-- START SUPPLIED RECORDS --

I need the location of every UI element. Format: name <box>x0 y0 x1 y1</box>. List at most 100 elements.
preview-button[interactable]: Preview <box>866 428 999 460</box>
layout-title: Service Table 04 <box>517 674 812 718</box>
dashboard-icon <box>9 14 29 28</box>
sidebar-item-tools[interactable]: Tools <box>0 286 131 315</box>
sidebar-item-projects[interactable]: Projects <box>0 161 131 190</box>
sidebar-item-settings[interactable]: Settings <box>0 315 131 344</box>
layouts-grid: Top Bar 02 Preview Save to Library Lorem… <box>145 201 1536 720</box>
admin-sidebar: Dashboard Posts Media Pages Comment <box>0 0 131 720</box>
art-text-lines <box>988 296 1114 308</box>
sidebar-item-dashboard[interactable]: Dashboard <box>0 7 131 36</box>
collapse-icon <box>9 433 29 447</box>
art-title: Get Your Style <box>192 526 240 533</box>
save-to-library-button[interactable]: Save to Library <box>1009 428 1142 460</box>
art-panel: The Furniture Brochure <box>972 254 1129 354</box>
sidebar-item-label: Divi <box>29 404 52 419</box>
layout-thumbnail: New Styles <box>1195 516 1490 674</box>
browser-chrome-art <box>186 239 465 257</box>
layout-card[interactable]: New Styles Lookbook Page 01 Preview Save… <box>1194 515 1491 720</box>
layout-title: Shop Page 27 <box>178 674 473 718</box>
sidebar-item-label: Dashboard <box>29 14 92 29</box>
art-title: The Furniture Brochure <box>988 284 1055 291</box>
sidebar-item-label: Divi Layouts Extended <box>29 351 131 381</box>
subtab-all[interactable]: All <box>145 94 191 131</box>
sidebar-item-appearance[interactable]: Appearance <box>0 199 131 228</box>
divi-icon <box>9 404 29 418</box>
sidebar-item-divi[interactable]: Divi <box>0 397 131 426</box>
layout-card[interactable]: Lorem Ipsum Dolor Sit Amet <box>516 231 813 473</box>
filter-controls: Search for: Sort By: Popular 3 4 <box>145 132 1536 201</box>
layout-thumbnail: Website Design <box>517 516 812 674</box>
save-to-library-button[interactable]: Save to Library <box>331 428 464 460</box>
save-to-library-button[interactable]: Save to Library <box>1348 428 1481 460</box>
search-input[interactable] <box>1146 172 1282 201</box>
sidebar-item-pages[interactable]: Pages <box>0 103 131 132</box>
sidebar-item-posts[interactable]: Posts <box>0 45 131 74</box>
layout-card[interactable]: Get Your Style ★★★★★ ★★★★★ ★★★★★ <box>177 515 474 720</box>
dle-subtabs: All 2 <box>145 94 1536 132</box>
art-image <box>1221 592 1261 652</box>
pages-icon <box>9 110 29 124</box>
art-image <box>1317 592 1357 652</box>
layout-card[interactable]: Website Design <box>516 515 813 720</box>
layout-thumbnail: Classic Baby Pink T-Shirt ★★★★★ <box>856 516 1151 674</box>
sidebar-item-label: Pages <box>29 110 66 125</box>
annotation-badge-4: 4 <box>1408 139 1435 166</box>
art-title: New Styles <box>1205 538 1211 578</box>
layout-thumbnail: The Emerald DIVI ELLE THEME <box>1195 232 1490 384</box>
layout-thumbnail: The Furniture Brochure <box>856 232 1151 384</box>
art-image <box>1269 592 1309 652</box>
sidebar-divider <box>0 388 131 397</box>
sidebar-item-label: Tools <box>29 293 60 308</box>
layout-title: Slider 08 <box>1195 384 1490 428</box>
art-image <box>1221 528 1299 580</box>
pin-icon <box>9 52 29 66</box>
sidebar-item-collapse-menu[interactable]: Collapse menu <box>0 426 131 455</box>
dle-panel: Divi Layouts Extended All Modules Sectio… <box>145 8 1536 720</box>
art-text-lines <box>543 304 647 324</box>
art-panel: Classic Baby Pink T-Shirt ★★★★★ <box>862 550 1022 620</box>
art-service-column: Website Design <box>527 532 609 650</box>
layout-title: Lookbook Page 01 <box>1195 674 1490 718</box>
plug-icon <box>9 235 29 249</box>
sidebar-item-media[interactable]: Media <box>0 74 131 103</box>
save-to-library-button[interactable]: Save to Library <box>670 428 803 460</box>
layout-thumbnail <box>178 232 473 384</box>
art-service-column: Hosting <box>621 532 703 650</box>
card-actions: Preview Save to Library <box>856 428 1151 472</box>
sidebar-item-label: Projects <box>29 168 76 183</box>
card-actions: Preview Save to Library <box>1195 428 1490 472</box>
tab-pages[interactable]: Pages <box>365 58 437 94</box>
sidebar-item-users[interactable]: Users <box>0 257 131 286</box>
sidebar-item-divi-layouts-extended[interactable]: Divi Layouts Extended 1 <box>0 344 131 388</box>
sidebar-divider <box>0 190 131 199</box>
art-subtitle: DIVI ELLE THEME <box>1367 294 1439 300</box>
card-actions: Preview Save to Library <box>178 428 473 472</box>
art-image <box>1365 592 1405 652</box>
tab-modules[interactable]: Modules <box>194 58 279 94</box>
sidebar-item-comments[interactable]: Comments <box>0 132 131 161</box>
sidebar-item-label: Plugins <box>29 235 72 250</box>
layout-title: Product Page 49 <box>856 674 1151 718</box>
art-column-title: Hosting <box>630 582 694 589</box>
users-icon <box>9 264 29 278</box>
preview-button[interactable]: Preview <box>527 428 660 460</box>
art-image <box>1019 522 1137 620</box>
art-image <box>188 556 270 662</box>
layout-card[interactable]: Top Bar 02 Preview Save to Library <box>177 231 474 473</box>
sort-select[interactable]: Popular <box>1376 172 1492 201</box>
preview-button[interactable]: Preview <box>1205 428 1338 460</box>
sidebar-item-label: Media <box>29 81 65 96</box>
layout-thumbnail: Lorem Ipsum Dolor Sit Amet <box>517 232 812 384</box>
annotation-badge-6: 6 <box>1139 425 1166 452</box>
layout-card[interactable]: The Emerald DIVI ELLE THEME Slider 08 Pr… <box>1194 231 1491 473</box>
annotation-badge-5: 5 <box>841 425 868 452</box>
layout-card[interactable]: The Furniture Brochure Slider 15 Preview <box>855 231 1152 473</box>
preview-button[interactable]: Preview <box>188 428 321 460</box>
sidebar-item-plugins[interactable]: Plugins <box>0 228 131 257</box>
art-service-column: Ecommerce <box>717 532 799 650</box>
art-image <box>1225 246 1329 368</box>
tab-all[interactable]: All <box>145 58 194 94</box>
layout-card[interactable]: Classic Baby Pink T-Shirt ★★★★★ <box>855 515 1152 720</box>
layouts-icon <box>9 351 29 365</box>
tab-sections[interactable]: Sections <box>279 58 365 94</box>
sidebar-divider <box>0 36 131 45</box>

-- END SUPPLIED RECORDS --

Return every line of the material above unchanged, from the first line to the last.

I need the location of every UI element. Format: name <box>x0 y0 x1 y1</box>. List at most 100 elements.
preview-button[interactable]: Preview <box>866 428 999 460</box>
layout-title: Service Table 04 <box>517 674 812 718</box>
dashboard-icon <box>9 14 29 28</box>
sidebar-item-tools[interactable]: Tools <box>0 286 131 315</box>
sidebar-item-projects[interactable]: Projects <box>0 161 131 190</box>
sidebar-item-settings[interactable]: Settings <box>0 315 131 344</box>
layouts-grid: Top Bar 02 Preview Save to Library Lorem… <box>145 201 1536 720</box>
admin-sidebar: Dashboard Posts Media Pages Comment <box>0 0 131 720</box>
art-text-lines <box>988 296 1114 308</box>
sidebar-item-dashboard[interactable]: Dashboard <box>0 7 131 36</box>
collapse-icon <box>9 433 29 447</box>
art-title: Get Your Style <box>192 526 240 533</box>
save-to-library-button[interactable]: Save to Library <box>1009 428 1142 460</box>
art-panel: The Furniture Brochure <box>972 254 1129 354</box>
sidebar-item-label: Divi <box>29 404 52 419</box>
layout-thumbnail: New Styles <box>1195 516 1490 674</box>
browser-chrome-art <box>186 239 465 257</box>
layout-card[interactable]: New Styles Lookbook Page 01 Preview Save… <box>1194 515 1491 720</box>
layout-title: Shop Page 27 <box>178 674 473 718</box>
sidebar-item-label: Dashboard <box>29 14 92 29</box>
art-title: The Furniture Brochure <box>988 284 1055 291</box>
sidebar-item-label: Divi Layouts Extended <box>29 351 131 381</box>
subtab-all[interactable]: All <box>145 94 191 131</box>
sidebar-item-appearance[interactable]: Appearance <box>0 199 131 228</box>
divi-icon <box>9 404 29 418</box>
sidebar-item-divi[interactable]: Divi <box>0 397 131 426</box>
layout-card[interactable]: Lorem Ipsum Dolor Sit Amet <box>516 231 813 473</box>
filter-controls: Search for: Sort By: Popular 3 4 <box>145 132 1536 201</box>
layout-thumbnail: Website Design <box>517 516 812 674</box>
save-to-library-button[interactable]: Save to Library <box>331 428 464 460</box>
save-to-library-button[interactable]: Save to Library <box>1348 428 1481 460</box>
search-input[interactable] <box>1146 172 1282 201</box>
sidebar-item-pages[interactable]: Pages <box>0 103 131 132</box>
sidebar-item-posts[interactable]: Posts <box>0 45 131 74</box>
layout-card[interactable]: Get Your Style ★★★★★ ★★★★★ ★★★★★ <box>177 515 474 720</box>
dle-subtabs: All 2 <box>145 94 1536 132</box>
art-image <box>1221 592 1261 652</box>
pages-icon <box>9 110 29 124</box>
art-image <box>1317 592 1357 652</box>
layout-card[interactable]: Website Design <box>516 515 813 720</box>
layout-thumbnail: Classic Baby Pink T-Shirt ★★★★★ <box>856 516 1151 674</box>
sidebar-item-label: Pages <box>29 110 66 125</box>
annotation-badge-4: 4 <box>1408 139 1435 166</box>
art-title: New Styles <box>1205 538 1211 578</box>
layout-thumbnail: The Emerald DIVI ELLE THEME <box>1195 232 1490 384</box>
layout-thumbnail: The Furniture Brochure <box>856 232 1151 384</box>
art-image <box>1269 592 1309 652</box>
sidebar-divider <box>0 388 131 397</box>
sidebar-item-label: Tools <box>29 293 60 308</box>
layout-title: Slider 08 <box>1195 384 1490 428</box>
art-image <box>1221 528 1299 580</box>
pin-icon <box>9 52 29 66</box>
sidebar-item-collapse-menu[interactable]: Collapse menu <box>0 426 131 455</box>
dle-panel: Divi Layouts Extended All Modules Sectio… <box>145 8 1536 720</box>
art-text-lines <box>543 304 647 324</box>
art-panel: Classic Baby Pink T-Shirt ★★★★★ <box>862 550 1022 620</box>
art-service-column: Website Design <box>527 532 609 650</box>
layout-title: Lookbook Page 01 <box>1195 674 1490 718</box>
plug-icon <box>9 235 29 249</box>
sidebar-item-media[interactable]: Media <box>0 74 131 103</box>
save-to-library-button[interactable]: Save to Library <box>670 428 803 460</box>
layout-thumbnail <box>178 232 473 384</box>
art-service-column: Hosting <box>621 532 703 650</box>
card-actions: Preview Save to Library <box>856 428 1151 472</box>
sidebar-item-label: Projects <box>29 168 76 183</box>
card-actions: Preview Save to Library <box>1195 428 1490 472</box>
tab-pages[interactable]: Pages <box>365 58 437 94</box>
sidebar-item-users[interactable]: Users <box>0 257 131 286</box>
sidebar-item-divi-layouts-extended[interactable]: Divi Layouts Extended 1 <box>0 344 131 388</box>
sidebar-divider <box>0 190 131 199</box>
art-subtitle: DIVI ELLE THEME <box>1367 294 1439 300</box>
card-actions: Preview Save to Library <box>178 428 473 472</box>
art-image <box>1365 592 1405 652</box>
tab-modules[interactable]: Modules <box>194 58 279 94</box>
sidebar-item-comments[interactable]: Comments <box>0 132 131 161</box>
sidebar-item-label: Plugins <box>29 235 72 250</box>
layout-title: Product Page 49 <box>856 674 1151 718</box>
art-column-title: Hosting <box>630 582 694 589</box>
users-icon <box>9 264 29 278</box>
preview-button[interactable]: Preview <box>527 428 660 460</box>
art-image <box>1019 522 1137 620</box>
art-image <box>188 556 270 662</box>
layout-card[interactable]: Top Bar 02 Preview Save to Library <box>177 231 474 473</box>
sort-select[interactable]: Popular <box>1376 172 1492 201</box>
preview-button[interactable]: Preview <box>1205 428 1338 460</box>
sidebar-item-label: Media <box>29 81 65 96</box>
layout-thumbnail: Lorem Ipsum Dolor Sit Amet <box>517 232 812 384</box>
annotation-badge-6: 6 <box>1139 425 1166 452</box>
layout-card[interactable]: The Emerald DIVI ELLE THEME Slider 08 Pr… <box>1194 231 1491 473</box>
annotation-badge-5: 5 <box>841 425 868 452</box>
layout-card[interactable]: The Furniture Brochure Slider 15 Preview <box>855 231 1152 473</box>
preview-button[interactable]: Preview <box>188 428 321 460</box>
sidebar-item-plugins[interactable]: Plugins <box>0 228 131 257</box>
art-service-column: Ecommerce <box>717 532 799 650</box>
art-image <box>1225 246 1329 368</box>
tab-all[interactable]: All <box>145 58 194 94</box>
layout-card[interactable]: Classic Baby Pink T-Shirt ★★★★★ <box>855 515 1152 720</box>
layouts-icon <box>9 351 29 365</box>
tab-sections[interactable]: Sections <box>279 58 365 94</box>
sidebar-divider <box>0 36 131 45</box>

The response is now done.